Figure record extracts

>> start

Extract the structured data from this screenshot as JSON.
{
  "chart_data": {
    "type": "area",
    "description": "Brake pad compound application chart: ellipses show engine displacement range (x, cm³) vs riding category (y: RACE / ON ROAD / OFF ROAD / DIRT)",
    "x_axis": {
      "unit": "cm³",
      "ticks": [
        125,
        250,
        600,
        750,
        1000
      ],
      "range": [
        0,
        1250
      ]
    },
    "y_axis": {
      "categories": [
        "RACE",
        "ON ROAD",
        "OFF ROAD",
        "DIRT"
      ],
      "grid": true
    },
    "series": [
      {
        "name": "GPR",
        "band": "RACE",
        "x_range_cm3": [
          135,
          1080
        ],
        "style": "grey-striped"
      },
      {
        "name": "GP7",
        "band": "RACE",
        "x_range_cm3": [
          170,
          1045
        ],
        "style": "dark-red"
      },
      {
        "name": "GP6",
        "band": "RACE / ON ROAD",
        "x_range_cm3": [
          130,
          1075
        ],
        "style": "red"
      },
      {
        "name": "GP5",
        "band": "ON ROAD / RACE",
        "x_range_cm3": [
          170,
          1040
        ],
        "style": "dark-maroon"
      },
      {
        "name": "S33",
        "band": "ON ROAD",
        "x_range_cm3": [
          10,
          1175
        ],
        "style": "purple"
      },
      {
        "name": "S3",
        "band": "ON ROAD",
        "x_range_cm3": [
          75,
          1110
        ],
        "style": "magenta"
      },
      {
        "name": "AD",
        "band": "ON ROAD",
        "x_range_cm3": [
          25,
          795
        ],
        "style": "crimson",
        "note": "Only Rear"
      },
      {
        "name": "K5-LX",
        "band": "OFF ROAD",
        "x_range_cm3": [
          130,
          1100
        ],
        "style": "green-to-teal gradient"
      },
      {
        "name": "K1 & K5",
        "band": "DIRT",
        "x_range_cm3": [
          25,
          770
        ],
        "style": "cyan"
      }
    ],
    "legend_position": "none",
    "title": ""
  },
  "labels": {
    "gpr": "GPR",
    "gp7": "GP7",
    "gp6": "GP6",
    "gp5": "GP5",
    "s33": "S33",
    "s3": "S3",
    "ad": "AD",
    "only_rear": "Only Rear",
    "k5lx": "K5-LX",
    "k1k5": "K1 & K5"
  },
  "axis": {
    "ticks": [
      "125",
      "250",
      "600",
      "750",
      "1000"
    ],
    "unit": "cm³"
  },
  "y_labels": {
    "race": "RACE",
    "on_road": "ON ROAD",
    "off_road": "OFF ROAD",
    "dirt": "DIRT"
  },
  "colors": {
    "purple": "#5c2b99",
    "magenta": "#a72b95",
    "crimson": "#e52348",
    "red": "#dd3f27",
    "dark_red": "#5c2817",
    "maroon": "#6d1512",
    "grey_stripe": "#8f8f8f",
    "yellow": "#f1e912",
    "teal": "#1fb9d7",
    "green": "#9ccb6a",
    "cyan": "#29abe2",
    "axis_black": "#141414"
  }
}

>> end

Exercise
Please reproduce each record precisely as written.

Correct response
Extract the structured data from this screenshot as JSON.
{
  "chart_data": {
    "type": "area",
    "description": "Brake pad compound application chart: ellipses show engine displacement range (x, cm³) vs riding category (y: RACE / ON ROAD / OFF ROAD / DIRT)",
    "x_axis": {
      "unit": "cm³",
      "ticks": [
        125,
        250,
        600,
        750,
        1000
      ],
      "range": [
        0,
        1250
      ]
    },
    "y_axis": {
      "categories": [
        "RACE",
        "ON ROAD",
        "OFF ROAD",
        "DIRT"
      ],
      "grid": true
    },
    "series": [
      {
        "name": "GPR",
        "band": "RACE",
        "x_range_cm3": [
          135,
          1080
        ],
        "style": "grey-striped"
      },
      {
        "name": "GP7",
        "band": "RACE",
        "x_range_cm3": [
          170,
          1045
        ],
        "style": "dark-red"
      },
      {
        "name": "GP6",
        "band": "RACE / ON ROAD",
        "x_range_cm3": [
          130,
          1075
        ],
        "style": "red"
      },
      {
        "name": "GP5",
        "band": "ON ROAD / RACE",
        "x_range_cm3": [
          170,
          1040
        ],
        "style": "dark-maroon"
      },
      {
        "name": "S33",
        "band": "ON ROAD",
        "x_range_cm3": [
          10,
          1175
        ],
        "style": "purple"
      },
      {
        "name": "S3",
        "band": "ON ROAD",
        "x_range_cm3": [
          75,
          1110
        ],
        "style": "magenta"
      },
      {
        "name": "AD",
        "band": "ON ROAD",
        "x_range_cm3": [
          25,
          795
        ],
        "style": "crimson",
        "note": "Only Rear"
      },
      {
        "name": "K5-LX",
        "band": "OFF ROAD",
        "x_range_cm3": [
          130,
          1100
        ],
        "style": "green-to-teal gradient"
      },
      {
        "name": "K1 & K5",
        "band": "DIRT",
        "x_range_cm3": [
          25,
          770
        ],
        "style": "cyan"
      }
    ],
    "legend_position": "none",
    "title": ""
  },
  "labels": {
    "gpr": "GPR",
    "gp7": "GP7",
    "gp6": "GP6",
    "gp5": "GP5",
    "s33": "S33",
    "s3": "S3",
    "ad": "AD",
    "only_rear": "Only Rear",
    "k5lx": "K5-LX",
    "k1k5": "K1 & K5"
  },
  "axis": {
    "ticks": [
      "125",
      "250",
      "600",
      "750",
      "1000"
    ],
    "unit": "cm³"
  },
  "y_labels": {
    "race": "RACE",
    "on_road": "ON ROAD",
    "off_road": "OFF ROAD",
    "dirt": "DIRT"
  },
  "colors": {
    "purple": "#5c2b99",
    "magenta": "#a72b95",
    "crimson": "#e52348",
    "red": "#dd3f27",
    "dark_red": "#5c2817",
    "maroon": "#6d1512",
    "grey_stripe": "#8f8f8f",
    "yellow": "#f1e912",
    "teal": "#1fb9d7",
    "green": "#9ccb6a",
    "cyan": "#29abe2",
    "axis_black": "#141414"
  }
}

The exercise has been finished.